start

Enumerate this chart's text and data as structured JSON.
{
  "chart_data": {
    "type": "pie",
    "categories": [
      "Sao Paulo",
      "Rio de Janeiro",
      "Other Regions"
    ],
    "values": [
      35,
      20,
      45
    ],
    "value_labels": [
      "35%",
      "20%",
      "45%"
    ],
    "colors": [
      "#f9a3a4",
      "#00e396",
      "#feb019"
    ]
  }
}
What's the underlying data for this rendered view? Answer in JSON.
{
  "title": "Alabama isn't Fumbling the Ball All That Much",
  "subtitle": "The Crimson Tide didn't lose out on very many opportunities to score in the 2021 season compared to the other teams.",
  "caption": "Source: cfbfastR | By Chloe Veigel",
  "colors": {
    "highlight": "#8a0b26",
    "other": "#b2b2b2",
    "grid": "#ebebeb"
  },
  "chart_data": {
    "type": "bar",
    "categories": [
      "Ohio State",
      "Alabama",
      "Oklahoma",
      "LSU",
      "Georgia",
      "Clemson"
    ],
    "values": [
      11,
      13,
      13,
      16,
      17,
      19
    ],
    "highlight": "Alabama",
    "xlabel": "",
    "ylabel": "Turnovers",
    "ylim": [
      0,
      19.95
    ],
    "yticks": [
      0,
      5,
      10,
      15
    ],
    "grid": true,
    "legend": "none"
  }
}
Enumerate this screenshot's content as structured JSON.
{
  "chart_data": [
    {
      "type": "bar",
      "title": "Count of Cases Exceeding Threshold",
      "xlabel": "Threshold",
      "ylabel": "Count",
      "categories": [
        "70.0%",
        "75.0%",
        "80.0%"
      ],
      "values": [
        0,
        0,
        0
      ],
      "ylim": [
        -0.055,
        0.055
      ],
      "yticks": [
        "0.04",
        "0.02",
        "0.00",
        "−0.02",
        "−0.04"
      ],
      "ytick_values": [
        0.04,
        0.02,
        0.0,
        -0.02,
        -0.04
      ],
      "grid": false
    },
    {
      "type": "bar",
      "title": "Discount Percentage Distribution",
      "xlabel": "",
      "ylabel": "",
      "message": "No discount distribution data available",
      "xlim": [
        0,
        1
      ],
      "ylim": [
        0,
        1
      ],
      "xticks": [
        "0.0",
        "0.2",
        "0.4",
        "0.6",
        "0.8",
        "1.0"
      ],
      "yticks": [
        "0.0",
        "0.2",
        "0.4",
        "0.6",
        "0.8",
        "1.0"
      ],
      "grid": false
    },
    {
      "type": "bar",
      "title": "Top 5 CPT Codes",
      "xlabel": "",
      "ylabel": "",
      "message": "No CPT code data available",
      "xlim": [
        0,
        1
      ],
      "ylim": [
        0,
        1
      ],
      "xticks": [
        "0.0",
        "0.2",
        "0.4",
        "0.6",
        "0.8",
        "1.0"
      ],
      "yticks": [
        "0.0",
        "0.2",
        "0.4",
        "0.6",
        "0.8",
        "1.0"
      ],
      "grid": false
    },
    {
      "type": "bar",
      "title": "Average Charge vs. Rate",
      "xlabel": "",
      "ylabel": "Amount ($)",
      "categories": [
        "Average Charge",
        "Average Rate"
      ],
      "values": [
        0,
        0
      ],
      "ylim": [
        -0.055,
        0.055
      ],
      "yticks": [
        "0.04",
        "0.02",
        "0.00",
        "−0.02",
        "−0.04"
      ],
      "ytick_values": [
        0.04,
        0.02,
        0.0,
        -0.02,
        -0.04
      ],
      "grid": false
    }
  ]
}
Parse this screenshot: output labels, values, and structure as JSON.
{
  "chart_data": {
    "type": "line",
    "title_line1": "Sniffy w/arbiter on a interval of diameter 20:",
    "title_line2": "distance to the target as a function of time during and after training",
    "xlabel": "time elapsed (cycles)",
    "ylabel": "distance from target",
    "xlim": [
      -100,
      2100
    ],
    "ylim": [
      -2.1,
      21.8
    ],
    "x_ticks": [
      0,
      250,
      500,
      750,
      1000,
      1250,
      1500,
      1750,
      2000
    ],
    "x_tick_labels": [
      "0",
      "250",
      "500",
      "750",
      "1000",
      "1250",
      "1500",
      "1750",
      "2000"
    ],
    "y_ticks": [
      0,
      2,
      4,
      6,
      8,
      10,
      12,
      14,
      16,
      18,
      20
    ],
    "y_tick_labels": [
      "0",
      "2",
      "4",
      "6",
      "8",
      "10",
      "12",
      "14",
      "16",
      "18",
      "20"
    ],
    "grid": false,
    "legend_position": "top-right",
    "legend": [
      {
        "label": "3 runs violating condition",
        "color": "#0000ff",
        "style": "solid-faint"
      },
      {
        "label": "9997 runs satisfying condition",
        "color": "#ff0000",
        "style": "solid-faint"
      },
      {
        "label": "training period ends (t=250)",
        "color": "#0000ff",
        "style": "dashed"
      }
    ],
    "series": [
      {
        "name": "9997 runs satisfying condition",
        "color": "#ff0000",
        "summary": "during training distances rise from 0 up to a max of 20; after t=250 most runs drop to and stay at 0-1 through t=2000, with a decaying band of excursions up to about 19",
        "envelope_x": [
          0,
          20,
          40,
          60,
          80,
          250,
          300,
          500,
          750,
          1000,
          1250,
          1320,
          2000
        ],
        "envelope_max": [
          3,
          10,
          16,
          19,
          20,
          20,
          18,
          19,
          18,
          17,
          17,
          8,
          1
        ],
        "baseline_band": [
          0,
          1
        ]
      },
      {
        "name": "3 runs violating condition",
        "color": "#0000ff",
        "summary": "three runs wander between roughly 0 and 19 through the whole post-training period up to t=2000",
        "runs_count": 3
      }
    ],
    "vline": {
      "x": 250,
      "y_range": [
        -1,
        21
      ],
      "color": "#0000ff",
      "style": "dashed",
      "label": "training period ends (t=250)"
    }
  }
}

end

• **Aim of the task**
Restate the data above exactly, keeping each word as it stands.

• **Answer to the exercise**
Enumerate this chart's text and data as structured JSON.
{
  "chart_data": {
    "type": "pie",
    "categories": [
      "Sao Paulo",
      "Rio de Janeiro",
      "Other Regions"
    ],
    "values": [
      35,
      20,
      45
    ],
    "value_labels": [
      "35%",
      "20%",
      "45%"
    ],
    "colors": [
      "#f9a3a4",
      "#00e396",
      "#feb019"
    ]
  }
}
What's the underlying data for this rendered view? Answer in JSON.
{
  "title": "Alabama isn't Fumbling the Ball All That Much",
  "subtitle": "The Crimson Tide didn't lose out on very many opportunities to score in the 2021 season compared to the other teams.",
  "caption": "Source: cfbfastR | By Chloe Veigel",
  "colors": {
    "highlight": "#8a0b26",
    "other": "#b2b2b2",
    "grid": "#ebebeb"
  },
  "chart_data": {
    "type": "bar",
    "categories": [
      "Ohio State",
      "Alabama",
      "Oklahoma",
      "LSU",
      "Georgia",
      "Clemson"
    ],
    "values": [
      11,
      13,
      13,
      16,
      17,
      19
    ],
    "highlight": "Alabama",
    "xlabel": "",
    "ylabel": "Turnovers",
    "ylim": [
      0,
      19.95
    ],
    "yticks": [
      0,
      5,
      10,
      15
    ],
    "grid": true,
    "legend": "none"
  }
}
Enumerate this screenshot's content as structured JSON.
{
  "chart_data": [
    {
      "type": "bar",
      "title": "Count of Cases Exceeding Threshold",
      "xlabel": "Threshold",
      "ylabel": "Count",
      "categories": [
        "70.0%",
        "75.0%",
        "80.0%"
      ],
      "values": [
        0,
        0,
        0
      ],
      "ylim": [
        -0.055,
        0.055
      ],
      "yticks": [
        "0.04",
        "0.02",
        "0.00",
        "−0.02",
        "−0.04"
      ],
      "ytick_values": [
        0.04,
        0.02,
        0.0,
        -0.02,
        -0.04
      ],
      "grid": false
    },
    {
      "type": "bar",
      "title": "Discount Percentage Distribution",
      "xlabel": "",
      "ylabel": "",
      "message": "No discount distribution data available",
      "xlim": [
        0,
        1
      ],
      "ylim": [
        0,
        1
      ],
      "xticks": [
        "0.0",
        "0.2",
        "0.4",
        "0.6",
        "0.8",
        "1.0"
      ],
      "yticks": [
        "0.0",
        "0.2",
        "0.4",
        "0.6",
        "0.8",
        "1.0"
      ],
      "grid": false
    },
    {
      "type": "bar",
      "title": "Top 5 CPT Codes",
      "xlabel": "",
      "ylabel": "",
      "message": "No CPT code data available",
      "xlim": [
        0,
        1
      ],
      "ylim": [
        0,
        1
      ],
      "xticks": [
        "0.0",
        "0.2",
        "0.4",
        "0.6",
        "0.8",
        "1.0"
      ],
      "yticks": [
        "0.0",
        "0.2",
        "0.4",
        "0.6",
        "0.8",
        "1.0"
      ],
      "grid": false
    },
    {
      "type": "bar",
      "title": "Average Charge vs. Rate",
      "xlabel": "",
      "ylabel": "Amount ($)",
      "categories": [
        "Average Charge",
        "Average Rate"
      ],
      "values": [
        0,
        0
      ],
      "ylim": [
        -0.055,
        0.055
      ],
      "yticks": [
        "0.04",
        "0.02",
        "0.00",
        "−0.02",
        "−0.04"
      ],
      "ytick_values": [
        0.04,
        0.02,
        0.0,
        -0.02,
        -0.04
      ],
      "grid": false
    }
  ]
}
Parse this screenshot: output labels, values, and structure as JSON.
{
  "chart_data": {
    "type": "line",
    "title_line1": "Sniffy w/arbiter on a interval of diameter 20:",
    "title_line2": "distance to the target as a function of time during and after training",
    "xlabel": "time elapsed (cycles)",
    "ylabel": "distance from target",
    "xlim": [
      -100,
      2100
    ],
    "ylim": [
      -2.1,
      21.8
    ],
    "x_ticks": [
      0,
      250,
      500,
      750,
      1000,
      1250,
      1500,
      1750,
      2000
    ],
    "x_tick_labels": [
      "0",
      "250",
      "500",
      "750",
      "1000",
      "1250",
      "1500",
      "1750",
      "2000"
    ],
    "y_ticks": [
      0,
      2,
      4,
      6,
      8,
      10,
      12,
      14,
      16,
      18,
      20
    ],
    "y_tick_labels": [
      "0",
      "2",
      "4",
      "6",
      "8",
      "10",
      "12",
      "14",
      "16",
      "18",
      "20"
    ],
    "grid": false,
    "legend_position": "top-right",
    "legend": [
      {
        "label": "3 runs violating condition",
        "color": "#0000ff",
        "style": "solid-faint"
      },
      {
        "label": "9997 runs satisfying condition",
        "color": "#ff0000",
        "style": "solid-faint"
      },
      {
        "label": "training period ends (t=250)",
        "color": "#0000ff",
        "style": "dashed"
      }
    ],
    "series": [
      {
        "name": "9997 runs satisfying condition",
        "color": "#ff0000",
        "summary": "during training distances rise from 0 up to a max of 20; after t=250 most runs drop to and stay at 0-1 through t=2000, with a decaying band of excursions up to about 19",
        "envelope_x": [
          0,
          20,
          40,
          60,
          80,
          250,
          300,
          500,
          750,
          1000,
          1250,
          1320,
          2000
        ],
        "envelope_max": [
          3,
          10,
          16,
          19,
          20,
          20,
          18,
          19,
          18,
          17,
          17,
          8,
          1
        ],
        "baseline_band": [
          0,
          1
        ]
      },
      {
        "name": "3 runs violating condition",
        "color": "#0000ff",
        "summary": "three runs wander between roughly 0 and 19 through the whole post-training period up to t=2000",
        "runs_count": 3
      }
    ],
    "vline": {
      "x": 250,
      "y_range": [
        -1,
        21
      ],
      "color": "#0000ff",
      "style": "dashed",
      "label": "training period ends (t=250)"
    }
  }
}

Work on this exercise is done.